### WHAT TO PRODUCE
Select and copy out every line in the records containing "FIGHTING".

Data items
** begin **

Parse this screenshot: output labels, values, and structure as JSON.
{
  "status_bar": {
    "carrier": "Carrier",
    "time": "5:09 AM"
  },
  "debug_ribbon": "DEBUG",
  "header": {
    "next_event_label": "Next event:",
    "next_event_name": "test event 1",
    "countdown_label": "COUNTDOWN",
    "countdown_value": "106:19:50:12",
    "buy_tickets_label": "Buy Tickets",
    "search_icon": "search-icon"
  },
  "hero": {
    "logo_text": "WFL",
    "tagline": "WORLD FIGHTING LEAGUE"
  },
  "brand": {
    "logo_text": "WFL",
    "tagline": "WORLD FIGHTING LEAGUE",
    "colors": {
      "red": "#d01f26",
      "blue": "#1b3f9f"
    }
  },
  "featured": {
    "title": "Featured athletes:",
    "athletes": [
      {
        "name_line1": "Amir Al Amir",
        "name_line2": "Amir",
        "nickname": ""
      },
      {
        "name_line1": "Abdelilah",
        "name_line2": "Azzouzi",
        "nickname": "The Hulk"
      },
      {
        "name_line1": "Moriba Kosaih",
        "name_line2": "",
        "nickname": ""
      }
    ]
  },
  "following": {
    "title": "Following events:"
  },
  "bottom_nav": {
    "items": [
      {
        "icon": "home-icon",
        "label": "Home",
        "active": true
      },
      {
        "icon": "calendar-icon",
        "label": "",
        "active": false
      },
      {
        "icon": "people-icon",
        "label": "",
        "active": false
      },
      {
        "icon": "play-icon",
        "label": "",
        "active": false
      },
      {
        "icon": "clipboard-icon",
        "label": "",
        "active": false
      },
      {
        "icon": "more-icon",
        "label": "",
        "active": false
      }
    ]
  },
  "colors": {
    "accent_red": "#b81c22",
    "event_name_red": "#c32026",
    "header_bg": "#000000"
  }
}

** end **

### RESULT OF THE EXERCISE
    "tagline": "WORLD FIGHTING LEAGUE"
    "tagline": "WORLD FIGHTING LEAGUE",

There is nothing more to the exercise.